━━ Input material ━━

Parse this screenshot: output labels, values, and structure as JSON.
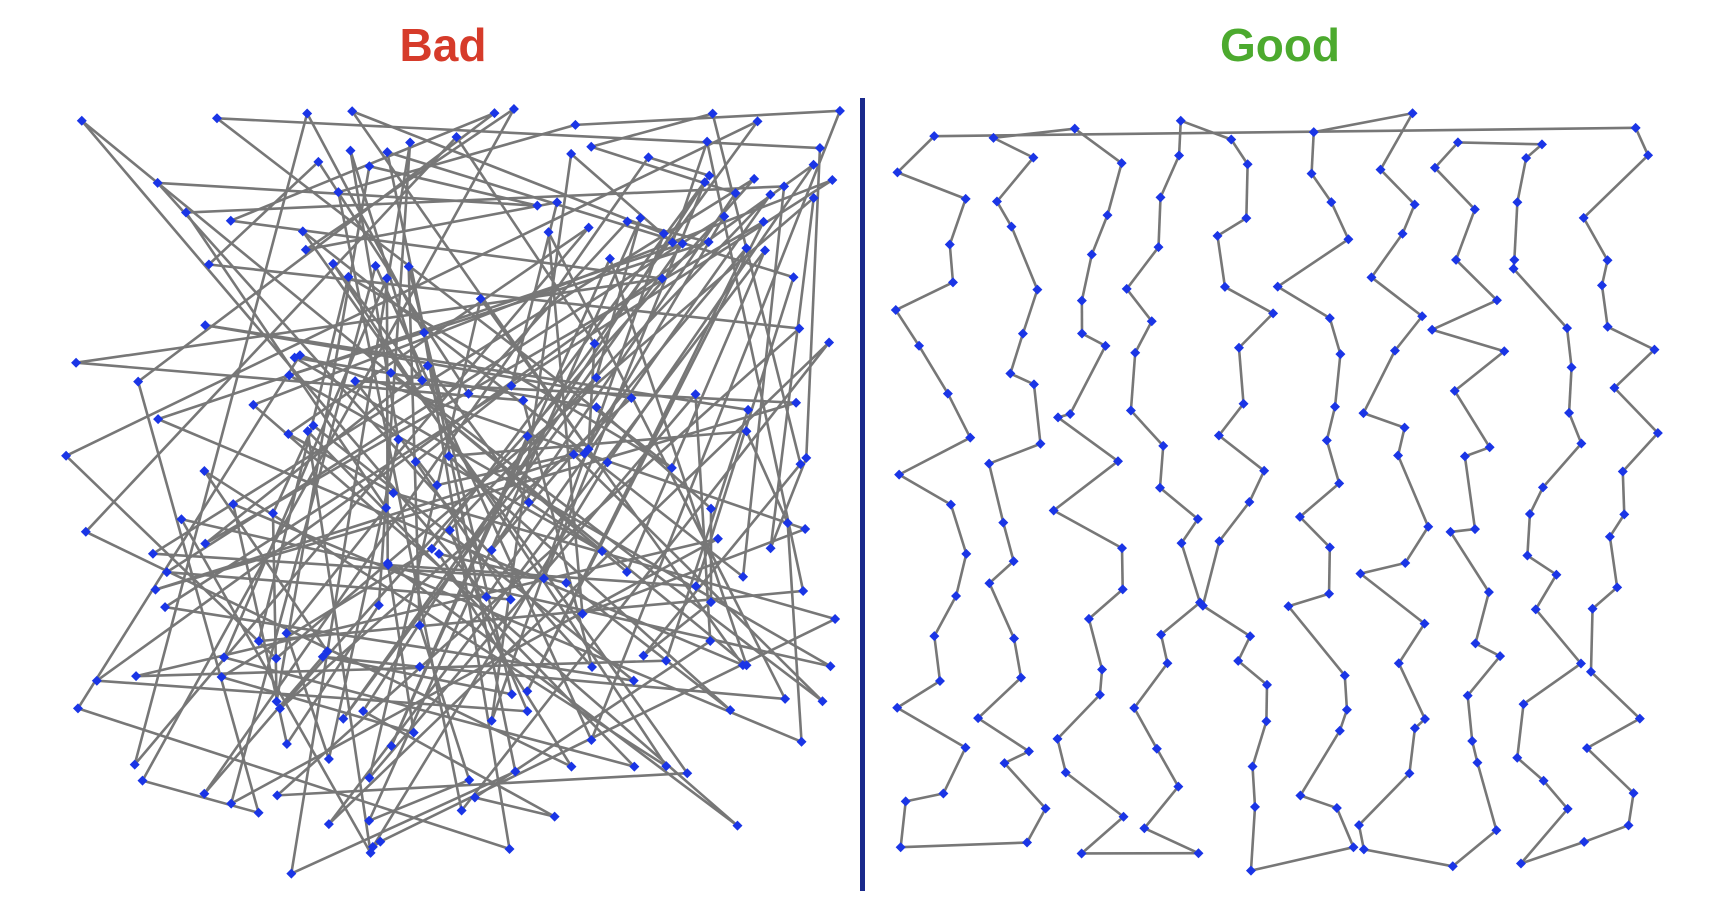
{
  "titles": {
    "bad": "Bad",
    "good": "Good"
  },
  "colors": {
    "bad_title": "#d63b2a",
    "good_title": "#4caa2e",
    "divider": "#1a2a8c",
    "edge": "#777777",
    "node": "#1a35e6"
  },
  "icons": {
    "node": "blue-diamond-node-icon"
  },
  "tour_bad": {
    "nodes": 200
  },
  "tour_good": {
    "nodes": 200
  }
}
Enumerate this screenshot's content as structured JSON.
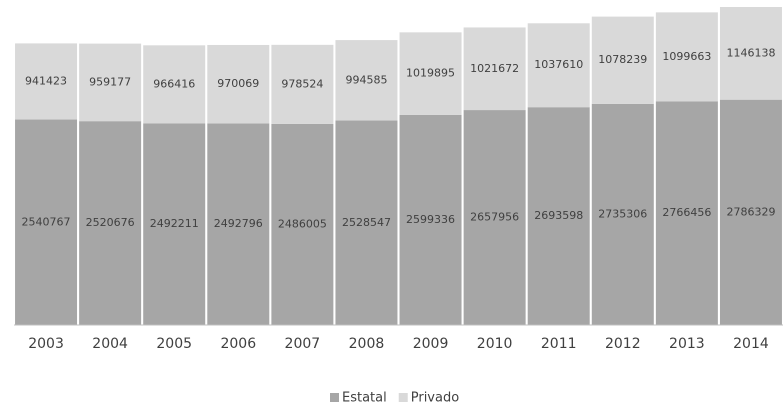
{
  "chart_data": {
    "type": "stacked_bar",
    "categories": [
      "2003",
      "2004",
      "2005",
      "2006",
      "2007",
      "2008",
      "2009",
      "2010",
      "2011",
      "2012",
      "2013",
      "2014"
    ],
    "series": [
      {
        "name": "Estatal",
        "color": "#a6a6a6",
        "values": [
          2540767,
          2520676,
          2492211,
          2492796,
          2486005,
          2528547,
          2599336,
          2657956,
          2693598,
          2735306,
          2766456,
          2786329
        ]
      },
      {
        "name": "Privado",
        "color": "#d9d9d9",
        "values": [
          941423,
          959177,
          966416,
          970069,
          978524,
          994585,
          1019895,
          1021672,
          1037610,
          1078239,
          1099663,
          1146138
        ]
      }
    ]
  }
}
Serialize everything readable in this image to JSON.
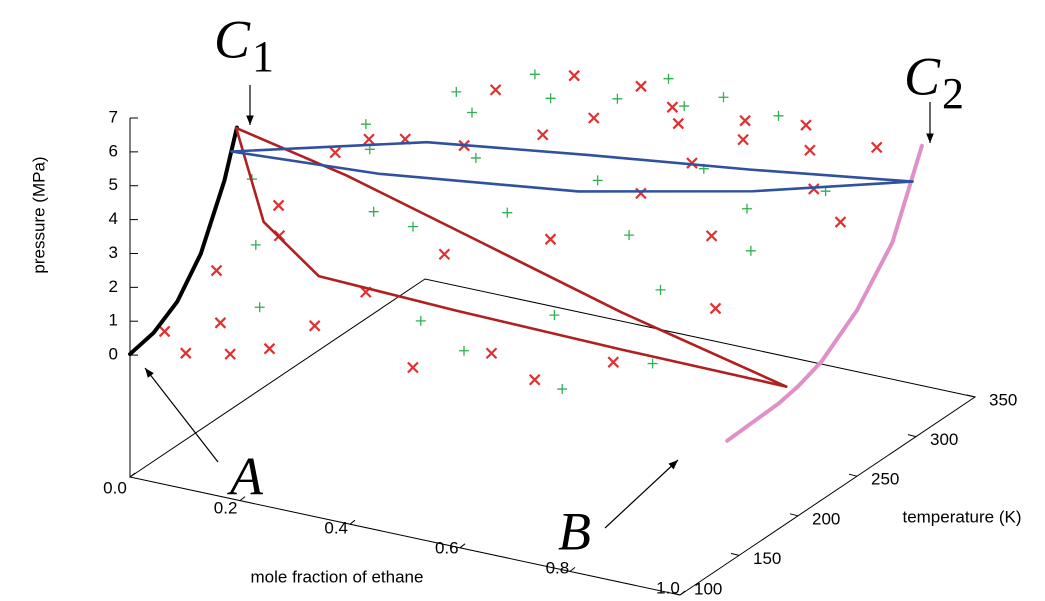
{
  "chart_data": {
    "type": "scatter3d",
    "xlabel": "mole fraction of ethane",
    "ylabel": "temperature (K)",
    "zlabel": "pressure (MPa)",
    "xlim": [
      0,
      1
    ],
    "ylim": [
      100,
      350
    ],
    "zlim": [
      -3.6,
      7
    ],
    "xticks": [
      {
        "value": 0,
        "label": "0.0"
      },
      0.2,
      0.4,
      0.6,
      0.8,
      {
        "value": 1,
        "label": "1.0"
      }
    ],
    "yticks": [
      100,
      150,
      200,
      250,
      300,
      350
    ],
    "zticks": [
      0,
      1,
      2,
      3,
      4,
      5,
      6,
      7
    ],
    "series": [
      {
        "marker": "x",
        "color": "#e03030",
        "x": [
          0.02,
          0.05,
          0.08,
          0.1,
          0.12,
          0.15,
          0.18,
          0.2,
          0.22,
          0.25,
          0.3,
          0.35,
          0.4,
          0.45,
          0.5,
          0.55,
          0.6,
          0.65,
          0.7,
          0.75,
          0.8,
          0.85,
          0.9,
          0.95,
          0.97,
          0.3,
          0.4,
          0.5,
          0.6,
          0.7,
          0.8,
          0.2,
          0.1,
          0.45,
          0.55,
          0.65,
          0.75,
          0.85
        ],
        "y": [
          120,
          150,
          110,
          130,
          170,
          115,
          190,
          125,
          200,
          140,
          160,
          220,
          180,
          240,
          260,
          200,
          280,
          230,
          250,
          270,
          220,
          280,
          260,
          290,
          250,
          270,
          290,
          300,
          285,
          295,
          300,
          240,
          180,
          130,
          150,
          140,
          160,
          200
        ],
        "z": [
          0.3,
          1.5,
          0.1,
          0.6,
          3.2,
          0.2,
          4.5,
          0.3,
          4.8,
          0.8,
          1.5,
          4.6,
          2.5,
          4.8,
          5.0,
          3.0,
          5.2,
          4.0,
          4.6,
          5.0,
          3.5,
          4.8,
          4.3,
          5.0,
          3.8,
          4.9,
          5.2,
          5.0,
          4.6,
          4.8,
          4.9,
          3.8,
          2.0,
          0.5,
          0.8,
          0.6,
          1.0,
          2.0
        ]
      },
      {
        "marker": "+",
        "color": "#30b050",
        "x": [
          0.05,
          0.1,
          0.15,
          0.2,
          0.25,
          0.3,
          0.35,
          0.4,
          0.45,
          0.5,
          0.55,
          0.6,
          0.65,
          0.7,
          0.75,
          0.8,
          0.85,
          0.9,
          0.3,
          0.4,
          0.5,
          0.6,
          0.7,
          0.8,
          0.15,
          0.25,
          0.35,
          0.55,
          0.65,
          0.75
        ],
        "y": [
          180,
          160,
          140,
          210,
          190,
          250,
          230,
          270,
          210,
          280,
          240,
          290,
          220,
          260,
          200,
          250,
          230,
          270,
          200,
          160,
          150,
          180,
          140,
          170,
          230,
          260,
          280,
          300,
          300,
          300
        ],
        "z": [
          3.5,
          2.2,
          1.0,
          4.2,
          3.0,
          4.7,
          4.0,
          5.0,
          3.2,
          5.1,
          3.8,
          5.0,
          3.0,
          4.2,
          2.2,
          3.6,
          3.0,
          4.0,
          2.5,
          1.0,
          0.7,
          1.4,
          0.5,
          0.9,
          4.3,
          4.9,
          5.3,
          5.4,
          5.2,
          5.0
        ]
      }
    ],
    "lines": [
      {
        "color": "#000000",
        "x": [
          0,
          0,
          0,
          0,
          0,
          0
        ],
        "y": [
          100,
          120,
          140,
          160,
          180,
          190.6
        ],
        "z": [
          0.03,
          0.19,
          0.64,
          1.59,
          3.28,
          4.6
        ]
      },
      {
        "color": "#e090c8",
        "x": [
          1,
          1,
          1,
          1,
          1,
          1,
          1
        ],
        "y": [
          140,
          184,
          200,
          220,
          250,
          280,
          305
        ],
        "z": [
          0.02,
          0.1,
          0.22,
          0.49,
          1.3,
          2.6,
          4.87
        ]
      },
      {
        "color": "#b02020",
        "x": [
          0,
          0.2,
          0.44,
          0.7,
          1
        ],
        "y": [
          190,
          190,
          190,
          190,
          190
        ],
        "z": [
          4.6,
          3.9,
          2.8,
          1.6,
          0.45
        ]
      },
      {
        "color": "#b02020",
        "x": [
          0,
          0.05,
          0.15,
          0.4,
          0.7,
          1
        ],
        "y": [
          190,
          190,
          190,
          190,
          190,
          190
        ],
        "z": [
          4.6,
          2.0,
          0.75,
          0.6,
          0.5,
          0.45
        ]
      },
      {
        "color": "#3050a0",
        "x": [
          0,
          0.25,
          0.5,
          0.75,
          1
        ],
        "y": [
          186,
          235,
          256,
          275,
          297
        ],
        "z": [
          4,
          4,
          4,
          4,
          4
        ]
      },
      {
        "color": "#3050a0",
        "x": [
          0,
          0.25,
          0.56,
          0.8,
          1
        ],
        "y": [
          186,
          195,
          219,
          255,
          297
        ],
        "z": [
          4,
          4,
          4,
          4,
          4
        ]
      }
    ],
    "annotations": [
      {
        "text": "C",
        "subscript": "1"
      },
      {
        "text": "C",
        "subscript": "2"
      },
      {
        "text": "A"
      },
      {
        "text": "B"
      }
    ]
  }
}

━━━

• Exercise directions: Strip the images and reproduce the remaining records precisely.

• Right answer:
Parse this screenshot: output labels, values, and structure as JSON.
{
  "titles": {
    "bad": "Bad",
    "good": "Good"
  },
  "colors": {
    "bad_title": "#d63b2a",
    "good_title": "#4caa2e",
    "divider": "#1a2a8c",
    "edge": "#777777",
    "node": "#1a35e6"
  },
  "icons": {
    "node": "blue-diamond-node-icon"
  },
  "tour_bad": {
    "nodes": 200
  },
  "tour_good": {
    "nodes": 200
  }
}
Enumerate this screenshot's content as structured JSON.
{
  "chart_data": {
    "type": "stacked_bar",
    "categories": [
      "2003",
      "2004",
      "2005",
      "2006",
      "2007",
      "2008",
      "2009",
      "2010",
      "2011",
      "2012",
      "2013",
      "2014"
    ],
    "series": [
      {
        "name": "Estatal",
        "color": "#a6a6a6",
        "values": [
          2540767,
          2520676,
          2492211,
          2492796,
          2486005,
          2528547,
          2599336,
          2657956,
          2693598,
          2735306,
          2766456,
          2786329
        ]
      },
      {
        "name": "Privado",
        "color": "#d9d9d9",
        "values": [
          941423,
          959177,
          966416,
          970069,
          978524,
          994585,
          1019895,
          1021672,
          1037610,
          1078239,
          1099663,
          1146138
        ]
      }
    ]
  }
}
Serialize everything readable in this image to JSON.
{
  "chart_data": {
    "type": "scatter3d",
    "xlabel": "mole fraction of ethane",
    "ylabel": "temperature (K)",
    "zlabel": "pressure (MPa)",
    "xlim": [
      0,
      1
    ],
    "ylim": [
      100,
      350
    ],
    "zlim": [
      -3.6,
      7
    ],
    "xticks": [
      {
        "value": 0,
        "label": "0.0"
      },
      0.2,
      0.4,
      0.6,
      0.8,
      {
        "value": 1,
        "label": "1.0"
      }
    ],
    "yticks": [
      100,
      150,
      200,
      250,
      300,
      350
    ],
    "zticks": [
      0,
      1,
      2,
      3,
      4,
      5,
      6,
      7
    ],
    "series": [
      {
        "marker": "x",
        "color": "#e03030",
        "x": [
          0.02,
          0.05,
          0.08,
          0.1,
          0.12,
          0.15,
          0.18,
          0.2,
          0.22,
          0.25,
          0.3,
          0.35,
          0.4,
          0.45,
          0.5,
          0.55,
          0.6,
          0.65,
          0.7,
          0.75,
          0.8,
          0.85,
          0.9,
          0.95,
          0.97,
          0.3,
          0.4,
          0.5,
          0.6,
          0.7,
          0.8,
          0.2,
          0.1,
          0.45,
          0.55,
          0.65,
          0.75,
          0.85
        ],
        "y": [
          120,
          150,
          110,
          130,
          170,
          115,
          190,
          125,
          200,
          140,
          160,
          220,
          180,
          240,
          260,
          200,
          280,
          230,
          250,
          270,
          220,
          280,
          260,
          290,
          250,
          270,
          290,
          300,
          285,
          295,
          300,
          240,
          180,
          130,
          150,
          140,
          160,
          200
        ],
        "z": [
          0.3,
          1.5,
          0.1,
          0.6,
          3.2,
          0.2,
          4.5,
          0.3,
          4.8,
          0.8,
          1.5,
          4.6,
          2.5,
          4.8,
          5.0,
          3.0,
          5.2,
          4.0,
          4.6,
          5.0,
          3.5,
          4.8,
          4.3,
          5.0,
          3.8,
          4.9,
          5.2,
          5.0,
          4.6,
          4.8,
          4.9,
          3.8,
          2.0,
          0.5,
          0.8,
          0.6,
          1.0,
          2.0
        ]
      },
      {
        "marker": "+",
        "color": "#30b050",
        "x": [
          0.05,
          0.1,
          0.15,
          0.2,
          0.25,
          0.3,
          0.35,
          0.4,
          0.45,
          0.5,
          0.55,
          0.6,
          0.65,
          0.7,
          0.75,
          0.8,
          0.85,
          0.9,
          0.3,
          0.4,
          0.5,
          0.6,
          0.7,
          0.8,
          0.15,
          0.25,
          0.35,
          0.55,
          0.65,
          0.75
        ],
        "y": [
          180,
          160,
          140,
          210,
          190,
          250,
          230,
          270,
          210,
          280,
          240,
          290,
          220,
          260,
          200,
          250,
          230,
          270,
          200,
          160,
          150,
          180,
          140,
          170,
          230,
          260,
          280,
          300,
          300,
          300
        ],
        "z": [
          3.5,
          2.2,
          1.0,
          4.2,
          3.0,
          4.7,
          4.0,
          5.0,
          3.2,
          5.1,
          3.8,
          5.0,
          3.0,
          4.2,
          2.2,
          3.6,
          3.0,
          4.0,
          2.5,
          1.0,
          0.7,
          1.4,
          0.5,
          0.9,
          4.3,
          4.9,
          5.3,
          5.4,
          5.2,
          5.0
        ]
      }
    ],
    "lines": [
      {
        "color": "#000000",
        "x": [
          0,
          0,
          0,
          0,
          0,
          0
        ],
        "y": [
          100,
          120,
          140,
          160,
          180,
          190.6
        ],
        "z": [
          0.03,
          0.19,
          0.64,
          1.59,
          3.28,
          4.6
        ]
      },
      {
        "color": "#e090c8",
        "x": [
          1,
          1,
          1,
          1,
          1,
          1,
          1
        ],
        "y": [
          140,
          184,
          200,
          220,
          250,
          280,
          305
        ],
        "z": [
          0.02,
          0.1,
          0.22,
          0.49,
          1.3,
          2.6,
          4.87
        ]
      },
      {
        "color": "#b02020",
        "x": [
          0,
          0.2,
          0.44,
          0.7,
          1
        ],
        "y": [
          190,
          190,
          190,
          190,
          190
        ],
        "z": [
          4.6,
          3.9,
          2.8,
          1.6,
          0.45
        ]
      },
      {
        "color": "#b02020",
        "x": [
          0,
          0.05,
          0.15,
          0.4,
          0.7,
          1
        ],
        "y": [
          190,
          190,
          190,
          190,
          190,
          190
        ],
        "z": [
          4.6,
          2.0,
          0.75,
          0.6,
          0.5,
          0.45
        ]
      },
      {
        "color": "#3050a0",
        "x": [
          0,
          0.25,
          0.5,
          0.75,
          1
        ],
        "y": [
          186,
          235,
          256,
          275,
          297
        ],
        "z": [
          4,
          4,
          4,
          4,
          4
        ]
      },
      {
        "color": "#3050a0",
        "x": [
          0,
          0.25,
          0.56,
          0.8,
          1
        ],
        "y": [
          186,
          195,
          219,
          255,
          297
        ],
        "z": [
          4,
          4,
          4,
          4,
          4
        ]
      }
    ],
    "annotations": [
      {
        "text": "C",
        "subscript": "1"
      },
      {
        "text": "C",
        "subscript": "2"
      },
      {
        "text": "A"
      },
      {
        "text": "B"
      }
    ]
  }
}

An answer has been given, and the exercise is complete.